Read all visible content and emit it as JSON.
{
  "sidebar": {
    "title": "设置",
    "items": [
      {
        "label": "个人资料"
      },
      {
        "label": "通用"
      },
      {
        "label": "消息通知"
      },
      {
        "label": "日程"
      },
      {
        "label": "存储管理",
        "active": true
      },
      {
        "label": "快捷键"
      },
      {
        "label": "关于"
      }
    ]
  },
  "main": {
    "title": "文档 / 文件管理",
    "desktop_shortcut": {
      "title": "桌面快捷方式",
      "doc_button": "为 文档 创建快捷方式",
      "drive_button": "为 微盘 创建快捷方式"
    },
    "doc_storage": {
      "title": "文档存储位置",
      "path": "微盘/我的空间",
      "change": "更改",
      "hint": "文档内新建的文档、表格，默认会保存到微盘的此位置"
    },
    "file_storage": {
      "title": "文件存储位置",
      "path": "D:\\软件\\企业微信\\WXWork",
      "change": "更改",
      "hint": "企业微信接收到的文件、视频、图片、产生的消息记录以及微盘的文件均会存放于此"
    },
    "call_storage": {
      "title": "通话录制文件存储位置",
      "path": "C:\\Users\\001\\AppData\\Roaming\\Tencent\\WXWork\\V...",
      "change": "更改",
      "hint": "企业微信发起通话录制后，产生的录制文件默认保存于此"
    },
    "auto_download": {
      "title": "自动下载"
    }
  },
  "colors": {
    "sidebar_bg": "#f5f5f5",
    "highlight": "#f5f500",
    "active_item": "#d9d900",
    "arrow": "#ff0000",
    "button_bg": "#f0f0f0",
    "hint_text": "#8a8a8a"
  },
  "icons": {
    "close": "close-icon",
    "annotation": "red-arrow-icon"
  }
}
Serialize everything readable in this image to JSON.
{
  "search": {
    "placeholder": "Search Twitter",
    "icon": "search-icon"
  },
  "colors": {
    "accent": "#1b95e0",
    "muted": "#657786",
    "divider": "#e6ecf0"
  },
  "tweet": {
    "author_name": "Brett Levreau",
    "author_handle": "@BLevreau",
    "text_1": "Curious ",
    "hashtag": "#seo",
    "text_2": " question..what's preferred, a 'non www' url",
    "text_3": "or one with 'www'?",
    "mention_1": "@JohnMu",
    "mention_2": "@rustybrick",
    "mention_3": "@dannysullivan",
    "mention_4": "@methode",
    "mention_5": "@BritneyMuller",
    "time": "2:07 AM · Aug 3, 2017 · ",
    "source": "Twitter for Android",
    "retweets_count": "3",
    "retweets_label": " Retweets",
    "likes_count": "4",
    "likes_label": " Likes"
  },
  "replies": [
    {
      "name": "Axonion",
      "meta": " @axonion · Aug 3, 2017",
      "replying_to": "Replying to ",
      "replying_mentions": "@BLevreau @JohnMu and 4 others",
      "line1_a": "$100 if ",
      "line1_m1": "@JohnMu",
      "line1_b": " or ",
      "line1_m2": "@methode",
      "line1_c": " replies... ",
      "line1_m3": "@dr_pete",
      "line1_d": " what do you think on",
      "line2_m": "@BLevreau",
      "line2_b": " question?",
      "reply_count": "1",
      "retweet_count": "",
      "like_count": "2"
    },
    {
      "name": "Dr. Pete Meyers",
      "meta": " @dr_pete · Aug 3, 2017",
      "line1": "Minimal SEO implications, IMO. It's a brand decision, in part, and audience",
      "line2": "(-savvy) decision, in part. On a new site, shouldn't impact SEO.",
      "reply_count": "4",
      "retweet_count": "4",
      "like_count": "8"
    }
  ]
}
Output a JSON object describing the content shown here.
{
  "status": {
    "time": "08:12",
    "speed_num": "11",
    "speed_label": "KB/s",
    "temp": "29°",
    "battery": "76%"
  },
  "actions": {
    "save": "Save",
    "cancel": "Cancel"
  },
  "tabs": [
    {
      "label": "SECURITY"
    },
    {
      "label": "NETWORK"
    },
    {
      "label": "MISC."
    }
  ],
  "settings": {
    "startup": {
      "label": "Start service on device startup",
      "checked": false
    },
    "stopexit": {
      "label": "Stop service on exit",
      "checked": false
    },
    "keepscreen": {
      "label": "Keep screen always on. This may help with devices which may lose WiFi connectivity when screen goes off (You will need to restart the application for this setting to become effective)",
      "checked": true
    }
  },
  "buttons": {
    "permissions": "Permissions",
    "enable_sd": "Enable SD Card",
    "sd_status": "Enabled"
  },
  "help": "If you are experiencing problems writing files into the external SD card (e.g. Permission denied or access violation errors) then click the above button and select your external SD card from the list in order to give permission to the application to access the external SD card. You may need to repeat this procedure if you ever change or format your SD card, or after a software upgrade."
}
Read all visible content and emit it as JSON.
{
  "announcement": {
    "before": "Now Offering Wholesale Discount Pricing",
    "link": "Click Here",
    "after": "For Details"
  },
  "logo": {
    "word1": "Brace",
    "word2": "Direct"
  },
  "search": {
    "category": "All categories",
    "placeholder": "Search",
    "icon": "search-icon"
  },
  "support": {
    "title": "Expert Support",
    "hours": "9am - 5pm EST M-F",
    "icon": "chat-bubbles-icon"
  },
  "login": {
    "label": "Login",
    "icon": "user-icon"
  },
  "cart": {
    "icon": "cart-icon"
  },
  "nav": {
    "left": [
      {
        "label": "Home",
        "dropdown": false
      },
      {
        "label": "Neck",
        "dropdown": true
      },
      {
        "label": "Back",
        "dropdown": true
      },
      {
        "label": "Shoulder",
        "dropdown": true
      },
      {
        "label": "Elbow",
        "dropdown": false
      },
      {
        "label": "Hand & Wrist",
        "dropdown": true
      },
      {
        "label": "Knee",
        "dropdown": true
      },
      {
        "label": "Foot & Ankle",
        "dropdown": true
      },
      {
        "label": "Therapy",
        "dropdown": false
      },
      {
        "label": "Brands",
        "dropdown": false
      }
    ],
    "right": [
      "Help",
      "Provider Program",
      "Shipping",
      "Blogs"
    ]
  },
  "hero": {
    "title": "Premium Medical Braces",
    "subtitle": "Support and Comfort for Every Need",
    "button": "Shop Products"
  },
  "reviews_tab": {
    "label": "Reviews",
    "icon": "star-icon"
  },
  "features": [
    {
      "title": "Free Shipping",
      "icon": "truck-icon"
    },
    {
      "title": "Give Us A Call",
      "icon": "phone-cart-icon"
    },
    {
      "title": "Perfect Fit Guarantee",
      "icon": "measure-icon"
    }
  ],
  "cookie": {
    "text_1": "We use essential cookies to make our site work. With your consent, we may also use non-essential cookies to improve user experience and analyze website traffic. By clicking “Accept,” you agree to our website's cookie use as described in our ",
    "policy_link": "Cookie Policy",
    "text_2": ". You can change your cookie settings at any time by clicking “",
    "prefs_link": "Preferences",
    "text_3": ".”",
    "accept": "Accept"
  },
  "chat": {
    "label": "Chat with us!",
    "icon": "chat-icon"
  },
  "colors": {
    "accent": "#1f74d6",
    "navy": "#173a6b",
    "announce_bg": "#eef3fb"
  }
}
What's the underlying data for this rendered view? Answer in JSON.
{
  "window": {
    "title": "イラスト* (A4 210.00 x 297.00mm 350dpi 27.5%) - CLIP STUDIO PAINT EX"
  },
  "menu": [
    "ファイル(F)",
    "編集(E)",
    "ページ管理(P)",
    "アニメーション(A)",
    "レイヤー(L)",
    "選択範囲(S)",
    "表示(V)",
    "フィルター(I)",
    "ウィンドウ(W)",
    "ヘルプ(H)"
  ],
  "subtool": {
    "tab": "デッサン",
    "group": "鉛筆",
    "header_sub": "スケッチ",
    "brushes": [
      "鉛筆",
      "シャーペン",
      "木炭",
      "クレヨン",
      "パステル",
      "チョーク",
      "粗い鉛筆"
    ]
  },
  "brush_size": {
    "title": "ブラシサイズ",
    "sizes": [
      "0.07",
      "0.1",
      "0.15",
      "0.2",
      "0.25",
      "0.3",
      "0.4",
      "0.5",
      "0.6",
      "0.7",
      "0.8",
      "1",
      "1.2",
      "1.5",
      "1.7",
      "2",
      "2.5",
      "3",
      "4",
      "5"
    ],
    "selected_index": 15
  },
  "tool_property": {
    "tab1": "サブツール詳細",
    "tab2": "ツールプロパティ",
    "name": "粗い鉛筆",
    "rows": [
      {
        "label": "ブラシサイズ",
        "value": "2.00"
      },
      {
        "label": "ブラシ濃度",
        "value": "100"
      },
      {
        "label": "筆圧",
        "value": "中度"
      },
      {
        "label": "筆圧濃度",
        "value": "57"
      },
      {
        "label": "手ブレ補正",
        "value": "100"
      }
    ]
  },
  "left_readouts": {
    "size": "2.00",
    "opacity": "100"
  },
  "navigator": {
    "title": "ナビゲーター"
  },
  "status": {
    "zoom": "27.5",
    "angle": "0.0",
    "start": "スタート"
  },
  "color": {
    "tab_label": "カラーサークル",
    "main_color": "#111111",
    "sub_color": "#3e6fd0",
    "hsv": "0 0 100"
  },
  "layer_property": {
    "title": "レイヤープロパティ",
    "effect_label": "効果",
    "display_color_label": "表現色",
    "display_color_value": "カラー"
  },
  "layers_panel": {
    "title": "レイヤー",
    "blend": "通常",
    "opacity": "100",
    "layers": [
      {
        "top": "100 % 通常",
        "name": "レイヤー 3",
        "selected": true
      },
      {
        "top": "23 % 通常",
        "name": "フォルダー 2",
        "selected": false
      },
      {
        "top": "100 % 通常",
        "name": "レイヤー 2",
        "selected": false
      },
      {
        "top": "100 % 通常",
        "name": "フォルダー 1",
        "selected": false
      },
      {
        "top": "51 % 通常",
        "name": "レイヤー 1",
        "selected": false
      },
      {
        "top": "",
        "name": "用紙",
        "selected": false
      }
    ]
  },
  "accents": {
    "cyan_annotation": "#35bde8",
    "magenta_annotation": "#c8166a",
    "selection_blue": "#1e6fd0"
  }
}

▬▬▬

Find "startup". Copy every line it occurs in.

    "startup": {
      "label": "Start service on device startup",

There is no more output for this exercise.